Set down each line of the material that follows, exactly, with no pictures.
** start STORED ROWS **
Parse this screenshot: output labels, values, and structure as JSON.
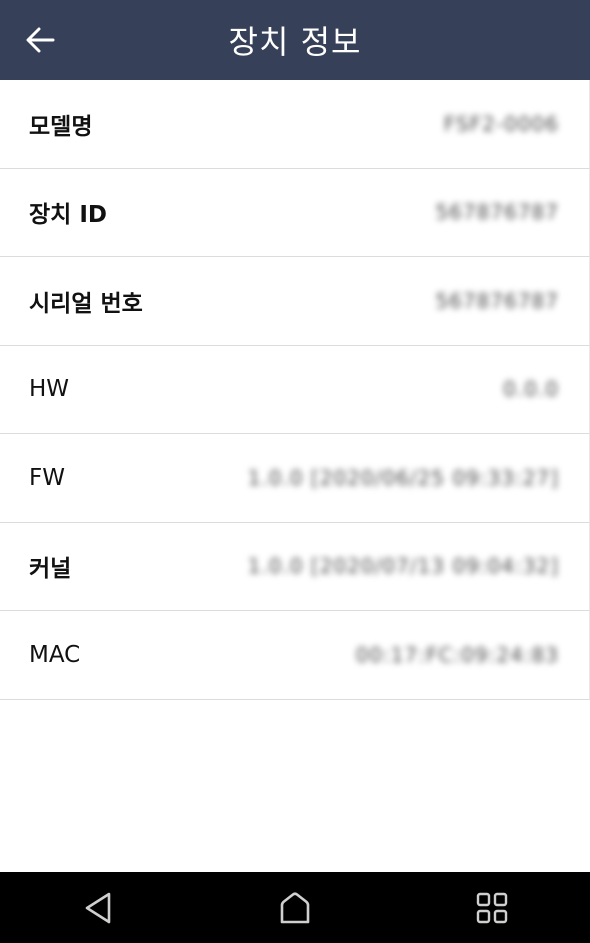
{
  "header": {
    "title": "장치 정보"
  },
  "rows": [
    {
      "label": "모델명",
      "value": "FSF2-0006"
    },
    {
      "label": "장치 ID",
      "value": "567876787"
    },
    {
      "label": "시리얼 번호",
      "value": "567876787"
    },
    {
      "label": "HW",
      "value": "0.0.0"
    },
    {
      "label": "FW",
      "value": "1.0.0 [2020/06/25 09:33:27]"
    },
    {
      "label": "커널",
      "value": "1.0.0 [2020/07/13 09:04:32]"
    },
    {
      "label": "MAC",
      "value": "00:17:FC:09:24:83"
    }
  ],
  "icons": {
    "back": "back-arrow-icon",
    "nav_back": "triangle-back-icon",
    "nav_home": "home-icon",
    "nav_recents": "grid-recents-icon"
  },
  "colors": {
    "header_bg": "#364058",
    "navbar_bg": "#000000",
    "divider": "#dcdcdc"
  }
}
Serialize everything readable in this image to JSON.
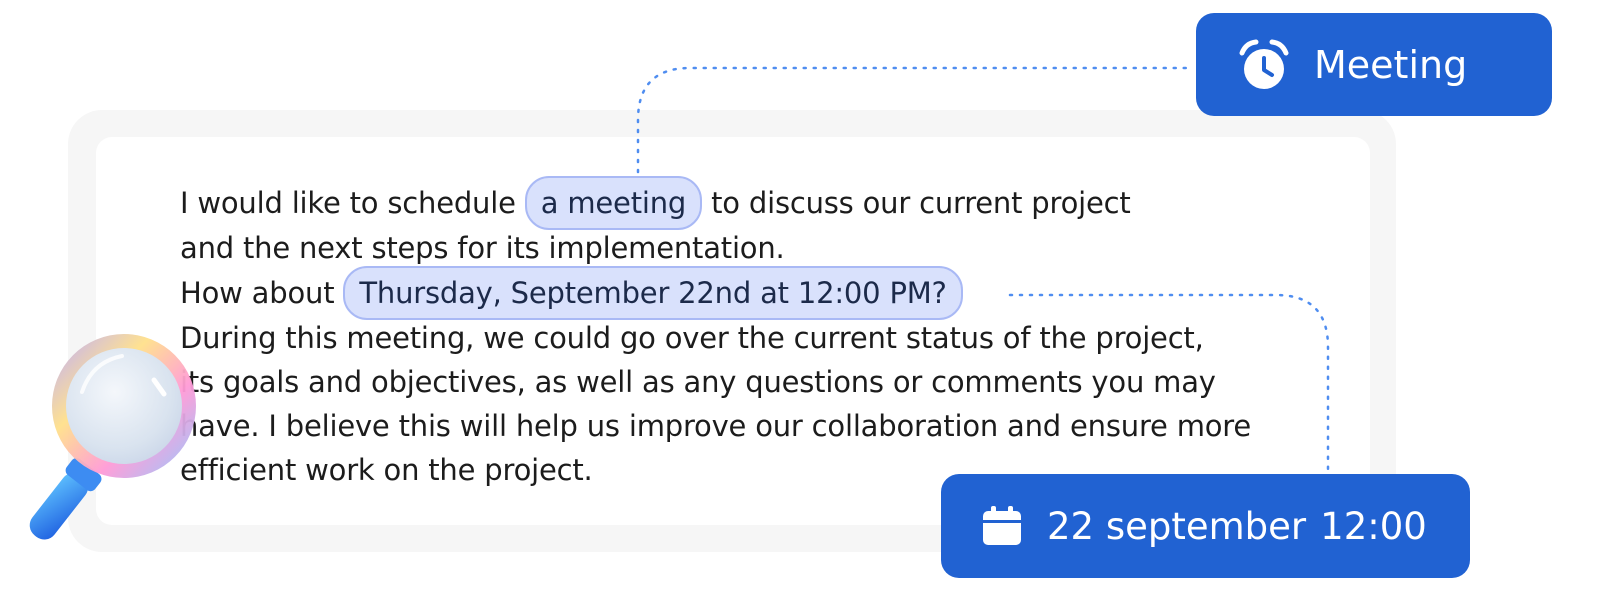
{
  "text_block": {
    "line1_before": "I would like to schedule",
    "highlight_meeting": "a meeting",
    "line1_after": "to discuss our current project",
    "line2": "and the next steps for its implementation.",
    "line3_before": "How about",
    "highlight_datetime": "Thursday, September 22nd at 12:00 PM?",
    "line4": "During this meeting, we could go over the current status of the project,",
    "line5": "its goals and objectives, as well as any questions or comments you may",
    "line6": "have. I believe this will help us improve our collaboration and ensure more",
    "line7": "efficient work on the project."
  },
  "meeting_tag": {
    "label": "Meeting",
    "icon": "alarm-clock-icon"
  },
  "date_tag": {
    "date": "22 september",
    "time": "12:00",
    "icon": "calendar-icon"
  },
  "colors": {
    "accent": "#2162d2",
    "highlight_fill": "#d9e1fc",
    "highlight_border": "#a9b9f5",
    "connector": "#4f8df0"
  }
}
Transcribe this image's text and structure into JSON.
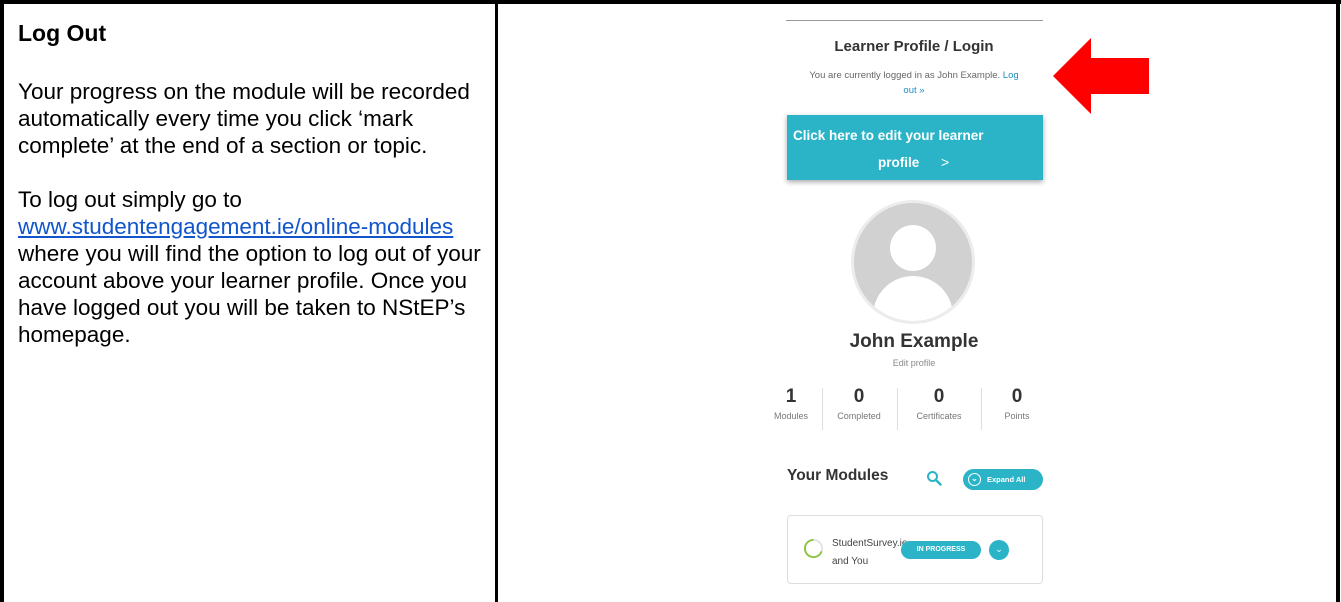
{
  "doc": {
    "heading": "Log Out",
    "para1": "Your progress on the module will be recorded automatically every time you click ‘mark complete’ at the end of a section or topic.",
    "para2_before": "To log out simply go to ",
    "para2_link": "www.studentengagement.ie/online-modules",
    "para2_after": " where you will find the option to log out of your account above your learner profile.  Once you have logged out you will be taken to NStEP’s homepage."
  },
  "profile_panel": {
    "title": "Learner Profile / Login",
    "status_text": "You are currently logged in as John Example. ",
    "logout_link": "Log out »",
    "edit_button_line1": "Click here to edit your learner",
    "edit_button_line2": "profile",
    "edit_button_chevron": ">",
    "user_name": "John Example",
    "edit_profile_link": "Edit profile",
    "stats": [
      {
        "value": "1",
        "label": "Modules"
      },
      {
        "value": "0",
        "label": "Completed"
      },
      {
        "value": "0",
        "label": "Certificates"
      },
      {
        "value": "0",
        "label": "Points"
      }
    ],
    "modules_heading": "Your Modules",
    "expand_all_label": "Expand All",
    "modules": [
      {
        "title_line1": "StudentSurvey.ie",
        "title_line2": "and You",
        "status": "IN PROGRESS"
      }
    ]
  },
  "colors": {
    "accent": "#2bb4c7",
    "link": "#1155cc",
    "arrow": "#ff0000"
  },
  "icons": {
    "search": "search-icon",
    "arrow": "red-arrow-pointer",
    "chevron": "chevron-down-icon"
  }
}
** end STORED ROWS **
# [RESPONSE TO THIS EXERCISE]
Parse this screenshot: output labels, values, and structure as JSON.
{
  "header": {
    "title": "장치 정보"
  },
  "rows": [
    {
      "label": "모델명",
      "value": "FSF2-0006"
    },
    {
      "label": "장치 ID",
      "value": "567876787"
    },
    {
      "label": "시리얼 번호",
      "value": "567876787"
    },
    {
      "label": "HW",
      "value": "0.0.0"
    },
    {
      "label": "FW",
      "value": "1.0.0 [2020/06/25 09:33:27]"
    },
    {
      "label": "커널",
      "value": "1.0.0 [2020/07/13 09:04:32]"
    },
    {
      "label": "MAC",
      "value": "00:17:FC:09:24:83"
    }
  ],
  "icons": {
    "back": "back-arrow-icon",
    "nav_back": "triangle-back-icon",
    "nav_home": "home-icon",
    "nav_recents": "grid-recents-icon"
  },
  "colors": {
    "header_bg": "#364058",
    "navbar_bg": "#000000",
    "divider": "#dcdcdc"
  }
}
Serialize everything readable in this image to JSON.
{
  "text_block": {
    "line1_before": "I would like to schedule",
    "highlight_meeting": "a meeting",
    "line1_after": "to discuss our current project",
    "line2": "and the next steps for its implementation.",
    "line3_before": "How about",
    "highlight_datetime": "Thursday, September 22nd at 12:00 PM?",
    "line4": "During this meeting, we could go over the current status of the project,",
    "line5": "its goals and objectives, as well as any questions or comments you may",
    "line6": "have. I believe this will help us improve our collaboration and ensure more",
    "line7": "efficient work on the project."
  },
  "meeting_tag": {
    "label": "Meeting",
    "icon": "alarm-clock-icon"
  },
  "date_tag": {
    "date": "22 september",
    "time": "12:00",
    "icon": "calendar-icon"
  },
  "colors": {
    "accent": "#2162d2",
    "highlight_fill": "#d9e1fc",
    "highlight_border": "#a9b9f5",
    "connector": "#4f8df0"
  }
}
Transcribe this image's text and structure into JSON.
{
  "doc": {
    "heading": "Log Out",
    "para1": "Your progress on the module will be recorded automatically every time you click ‘mark complete’ at the end of a section or topic.",
    "para2_before": "To log out simply go to ",
    "para2_link": "www.studentengagement.ie/online-modules",
    "para2_after": " where you will find the option to log out of your account above your learner profile.  Once you have logged out you will be taken to NStEP’s homepage."
  },
  "profile_panel": {
    "title": "Learner Profile / Login",
    "status_text": "You are currently logged in as John Example. ",
    "logout_link": "Log out »",
    "edit_button_line1": "Click here to edit your learner",
    "edit_button_line2": "profile",
    "edit_button_chevron": ">",
    "user_name": "John Example",
    "edit_profile_link": "Edit profile",
    "stats": [
      {
        "value": "1",
        "label": "Modules"
      },
      {
        "value": "0",
        "label": "Completed"
      },
      {
        "value": "0",
        "label": "Certificates"
      },
      {
        "value": "0",
        "label": "Points"
      }
    ],
    "modules_heading": "Your Modules",
    "expand_all_label": "Expand All",
    "modules": [
      {
        "title_line1": "StudentSurvey.ie",
        "title_line2": "and You",
        "status": "IN PROGRESS"
      }
    ]
  },
  "colors": {
    "accent": "#2bb4c7",
    "link": "#1155cc",
    "arrow": "#ff0000"
  },
  "icons": {
    "search": "search-icon",
    "arrow": "red-arrow-pointer",
    "chevron": "chevron-down-icon"
  }
}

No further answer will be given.